▸ YOUR OBJECTIVE:
Print each item below word for word, keeping every line unchanged and in the same order.

▸ DATA LISTING:
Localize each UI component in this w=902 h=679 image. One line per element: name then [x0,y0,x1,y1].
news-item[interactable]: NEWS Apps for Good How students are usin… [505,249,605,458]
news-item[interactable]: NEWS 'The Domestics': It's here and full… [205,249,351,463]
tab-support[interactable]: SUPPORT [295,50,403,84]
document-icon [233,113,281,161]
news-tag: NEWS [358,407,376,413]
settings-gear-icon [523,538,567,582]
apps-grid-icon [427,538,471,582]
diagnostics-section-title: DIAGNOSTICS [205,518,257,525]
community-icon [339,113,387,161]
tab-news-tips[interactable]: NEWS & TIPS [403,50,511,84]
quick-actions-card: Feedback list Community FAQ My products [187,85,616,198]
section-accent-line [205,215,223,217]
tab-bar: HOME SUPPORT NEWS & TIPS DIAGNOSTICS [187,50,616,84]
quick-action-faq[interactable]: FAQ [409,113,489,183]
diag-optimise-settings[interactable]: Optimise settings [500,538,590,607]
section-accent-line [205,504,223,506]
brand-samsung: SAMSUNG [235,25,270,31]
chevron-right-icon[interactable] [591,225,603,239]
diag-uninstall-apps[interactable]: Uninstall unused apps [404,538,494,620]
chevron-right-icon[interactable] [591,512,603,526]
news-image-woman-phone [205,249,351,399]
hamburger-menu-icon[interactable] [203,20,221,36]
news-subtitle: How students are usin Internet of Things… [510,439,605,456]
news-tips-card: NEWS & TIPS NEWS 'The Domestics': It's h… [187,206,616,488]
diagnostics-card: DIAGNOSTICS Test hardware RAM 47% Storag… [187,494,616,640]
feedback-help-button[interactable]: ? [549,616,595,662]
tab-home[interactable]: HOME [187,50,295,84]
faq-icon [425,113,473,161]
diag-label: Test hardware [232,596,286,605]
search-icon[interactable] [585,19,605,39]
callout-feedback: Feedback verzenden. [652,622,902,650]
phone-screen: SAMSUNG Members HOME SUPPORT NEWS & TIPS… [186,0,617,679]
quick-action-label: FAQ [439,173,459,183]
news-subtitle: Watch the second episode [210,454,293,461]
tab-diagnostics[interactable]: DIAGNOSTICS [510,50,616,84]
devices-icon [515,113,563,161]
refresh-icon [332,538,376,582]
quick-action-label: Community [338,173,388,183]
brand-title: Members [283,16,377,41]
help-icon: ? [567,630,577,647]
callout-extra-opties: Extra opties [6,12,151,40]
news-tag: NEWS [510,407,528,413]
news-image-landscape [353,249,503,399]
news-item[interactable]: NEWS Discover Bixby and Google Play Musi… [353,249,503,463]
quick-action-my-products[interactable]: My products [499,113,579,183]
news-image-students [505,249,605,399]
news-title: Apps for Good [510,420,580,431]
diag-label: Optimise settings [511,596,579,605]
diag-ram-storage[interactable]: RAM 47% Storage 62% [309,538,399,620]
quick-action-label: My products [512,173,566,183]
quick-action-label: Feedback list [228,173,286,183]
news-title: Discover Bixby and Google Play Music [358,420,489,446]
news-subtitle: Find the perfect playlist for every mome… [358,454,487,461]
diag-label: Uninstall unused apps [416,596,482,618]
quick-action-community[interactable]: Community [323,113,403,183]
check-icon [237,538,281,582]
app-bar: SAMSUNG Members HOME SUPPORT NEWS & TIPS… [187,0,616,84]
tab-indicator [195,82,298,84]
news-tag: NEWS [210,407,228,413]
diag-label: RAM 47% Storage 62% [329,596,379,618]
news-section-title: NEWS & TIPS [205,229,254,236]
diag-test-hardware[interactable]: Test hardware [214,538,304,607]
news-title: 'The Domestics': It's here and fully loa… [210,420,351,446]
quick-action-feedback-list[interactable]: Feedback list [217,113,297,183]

▸ IN RESPONSE:
Localize each UI component in this w=902 h=679 image. One line per element: name then [x0,y0,x1,y1].
news-item[interactable]: NEWS Apps for Good How students are usin… [505,249,605,458]
news-item[interactable]: NEWS 'The Domestics': It's here and full… [205,249,351,463]
tab-support[interactable]: SUPPORT [295,50,403,84]
document-icon [233,113,281,161]
news-tag: NEWS [358,407,376,413]
settings-gear-icon [523,538,567,582]
apps-grid-icon [427,538,471,582]
diagnostics-section-title: DIAGNOSTICS [205,518,257,525]
community-icon [339,113,387,161]
tab-news-tips[interactable]: NEWS & TIPS [403,50,511,84]
quick-actions-card: Feedback list Community FAQ My products [187,85,616,198]
section-accent-line [205,215,223,217]
tab-bar: HOME SUPPORT NEWS & TIPS DIAGNOSTICS [187,50,616,84]
quick-action-faq[interactable]: FAQ [409,113,489,183]
diag-optimise-settings[interactable]: Optimise settings [500,538,590,607]
section-accent-line [205,504,223,506]
brand-samsung: SAMSUNG [235,25,270,31]
chevron-right-icon[interactable] [591,225,603,239]
diag-uninstall-apps[interactable]: Uninstall unused apps [404,538,494,620]
chevron-right-icon[interactable] [591,512,603,526]
news-image-woman-phone [205,249,351,399]
hamburger-menu-icon[interactable] [203,20,221,36]
news-subtitle: How students are usin Internet of Things… [510,439,605,456]
news-tips-card: NEWS & TIPS NEWS 'The Domestics': It's h… [187,206,616,488]
diagnostics-card: DIAGNOSTICS Test hardware RAM 47% Storag… [187,494,616,640]
feedback-help-button[interactable]: ? [549,616,595,662]
tab-home[interactable]: HOME [187,50,295,84]
faq-icon [425,113,473,161]
diag-label: Test hardware [232,596,286,605]
search-icon[interactable] [585,19,605,39]
callout-feedback: Feedback verzenden. [652,622,902,650]
phone-screen: SAMSUNG Members HOME SUPPORT NEWS & TIPS… [186,0,617,679]
quick-action-label: FAQ [439,173,459,183]
news-subtitle: Watch the second episode [210,454,293,461]
tab-diagnostics[interactable]: DIAGNOSTICS [510,50,616,84]
devices-icon [515,113,563,161]
refresh-icon [332,538,376,582]
quick-action-label: Community [338,173,388,183]
brand-title: Members [283,16,377,41]
help-icon: ? [567,630,577,647]
callout-extra-opties: Extra opties [6,12,151,40]
news-tag: NEWS [510,407,528,413]
news-image-landscape [353,249,503,399]
news-item[interactable]: NEWS Discover Bixby and Google Play Musi… [353,249,503,463]
quick-action-my-products[interactable]: My products [499,113,579,183]
news-image-students [505,249,605,399]
news-title: Apps for Good [510,420,580,431]
diag-label: Optimise settings [511,596,579,605]
diag-ram-storage[interactable]: RAM 47% Storage 62% [309,538,399,620]
quick-action-label: My products [512,173,566,183]
quick-action-label: Feedback list [228,173,286,183]
news-title: Discover Bixby and Google Play Music [358,420,489,446]
news-subtitle: Find the perfect playlist for every mome… [358,454,487,461]
diag-label: Uninstall unused apps [416,596,482,618]
quick-action-community[interactable]: Community [323,113,403,183]
check-icon [237,538,281,582]
app-bar: SAMSUNG Members HOME SUPPORT NEWS & TIPS… [187,0,616,84]
tab-indicator [195,82,298,84]
news-tag: NEWS [210,407,228,413]
diag-label: RAM 47% Storage 62% [329,596,379,618]
news-section-title: NEWS & TIPS [205,229,254,236]
diag-test-hardware[interactable]: Test hardware [214,538,304,607]
news-title: 'The Domestics': It's here and fully loa… [210,420,351,446]
quick-action-feedback-list[interactable]: Feedback list [217,113,297,183]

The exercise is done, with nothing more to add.